--- Data shown ---
#####

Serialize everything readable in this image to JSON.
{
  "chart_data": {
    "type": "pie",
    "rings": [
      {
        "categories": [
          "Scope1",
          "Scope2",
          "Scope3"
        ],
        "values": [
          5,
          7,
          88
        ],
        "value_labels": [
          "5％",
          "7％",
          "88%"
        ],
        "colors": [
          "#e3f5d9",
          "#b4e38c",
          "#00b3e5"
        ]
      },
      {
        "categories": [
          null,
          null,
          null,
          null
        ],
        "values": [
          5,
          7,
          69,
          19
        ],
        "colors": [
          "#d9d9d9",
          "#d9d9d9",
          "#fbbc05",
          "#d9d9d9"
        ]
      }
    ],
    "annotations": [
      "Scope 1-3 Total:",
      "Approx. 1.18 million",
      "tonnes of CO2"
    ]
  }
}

#####

--- The problem ---
Extract the complete data, matching each line exactly.

--- Output for this exercise ---
Serialize everything readable in this image to JSON.
{
  "chart_data": {
    "type": "pie",
    "rings": [
      {
        "categories": [
          "Scope1",
          "Scope2",
          "Scope3"
        ],
        "values": [
          5,
          7,
          88
        ],
        "value_labels": [
          "5％",
          "7％",
          "88%"
        ],
        "colors": [
          "#e3f5d9",
          "#b4e38c",
          "#00b3e5"
        ]
      },
      {
        "categories": [
          null,
          null,
          null,
          null
        ],
        "values": [
          5,
          7,
          69,
          19
        ],
        "colors": [
          "#d9d9d9",
          "#d9d9d9",
          "#fbbc05",
          "#d9d9d9"
        ]
      }
    ],
    "annotations": [
      "Scope 1-3 Total:",
      "Approx. 1.18 million",
      "tonnes of CO2"
    ]
  }
}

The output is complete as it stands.